_PROVIDED MATERIAL_
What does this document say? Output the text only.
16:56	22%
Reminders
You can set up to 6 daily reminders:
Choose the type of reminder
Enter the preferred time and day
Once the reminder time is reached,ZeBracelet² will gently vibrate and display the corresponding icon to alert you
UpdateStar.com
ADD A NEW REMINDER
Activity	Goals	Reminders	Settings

---

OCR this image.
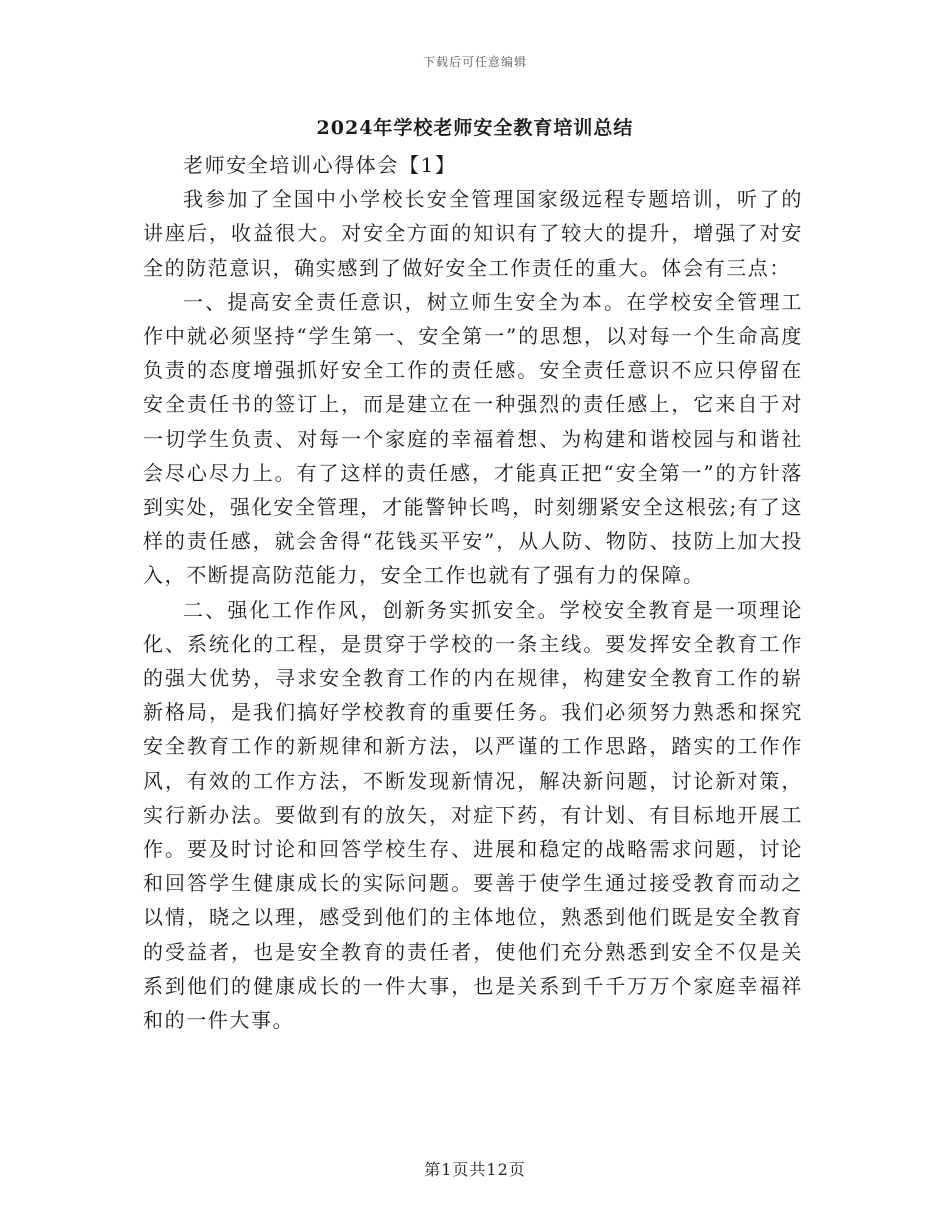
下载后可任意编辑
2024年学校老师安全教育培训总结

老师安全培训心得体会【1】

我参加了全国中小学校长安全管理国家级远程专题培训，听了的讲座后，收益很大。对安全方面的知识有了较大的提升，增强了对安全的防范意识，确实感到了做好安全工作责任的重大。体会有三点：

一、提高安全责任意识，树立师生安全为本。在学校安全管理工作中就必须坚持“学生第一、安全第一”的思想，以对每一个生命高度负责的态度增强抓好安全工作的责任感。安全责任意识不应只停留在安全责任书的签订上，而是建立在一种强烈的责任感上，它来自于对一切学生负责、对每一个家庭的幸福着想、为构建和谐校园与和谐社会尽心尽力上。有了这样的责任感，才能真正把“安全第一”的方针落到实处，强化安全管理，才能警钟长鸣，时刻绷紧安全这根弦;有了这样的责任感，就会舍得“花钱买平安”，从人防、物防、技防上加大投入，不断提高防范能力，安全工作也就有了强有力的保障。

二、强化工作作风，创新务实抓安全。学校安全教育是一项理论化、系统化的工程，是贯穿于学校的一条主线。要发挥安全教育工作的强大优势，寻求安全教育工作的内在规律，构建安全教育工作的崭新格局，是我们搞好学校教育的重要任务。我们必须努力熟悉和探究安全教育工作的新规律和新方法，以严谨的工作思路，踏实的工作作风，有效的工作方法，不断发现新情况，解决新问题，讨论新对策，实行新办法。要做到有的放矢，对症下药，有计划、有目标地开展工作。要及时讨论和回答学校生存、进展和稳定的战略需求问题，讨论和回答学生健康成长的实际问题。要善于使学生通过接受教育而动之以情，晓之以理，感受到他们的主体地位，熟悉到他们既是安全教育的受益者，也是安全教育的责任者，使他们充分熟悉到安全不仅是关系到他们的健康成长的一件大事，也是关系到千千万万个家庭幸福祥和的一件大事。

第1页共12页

* * *

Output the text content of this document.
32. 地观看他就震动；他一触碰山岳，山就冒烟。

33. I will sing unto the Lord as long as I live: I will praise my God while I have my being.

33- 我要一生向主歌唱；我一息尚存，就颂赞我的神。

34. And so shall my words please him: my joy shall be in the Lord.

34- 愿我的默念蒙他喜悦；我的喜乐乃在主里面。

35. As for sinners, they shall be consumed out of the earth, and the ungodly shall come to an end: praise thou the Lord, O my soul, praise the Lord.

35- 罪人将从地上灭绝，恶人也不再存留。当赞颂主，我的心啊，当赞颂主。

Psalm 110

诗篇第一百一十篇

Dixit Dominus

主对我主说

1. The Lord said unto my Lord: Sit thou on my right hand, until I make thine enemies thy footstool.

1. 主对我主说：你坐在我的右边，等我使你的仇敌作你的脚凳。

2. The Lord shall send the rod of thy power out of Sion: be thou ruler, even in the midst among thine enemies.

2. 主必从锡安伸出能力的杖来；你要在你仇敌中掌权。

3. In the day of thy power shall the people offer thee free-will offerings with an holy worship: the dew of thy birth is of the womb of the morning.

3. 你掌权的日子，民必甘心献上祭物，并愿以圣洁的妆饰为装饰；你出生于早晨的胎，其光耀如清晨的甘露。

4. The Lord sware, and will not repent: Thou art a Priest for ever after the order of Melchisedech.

_WORK TO BE COMPLETED_
Lines of the material that contain the word "praise" are to be gathered.

_ANSWER FOR THIS EXERCISE_
33. I will sing unto the Lord as long as I live: I will praise my God while I have my being.
35. As for sinners, they shall be consumed out of the earth, and the ungodly shall come to an end: praise thou the Lord, O my soul, praise the Lord.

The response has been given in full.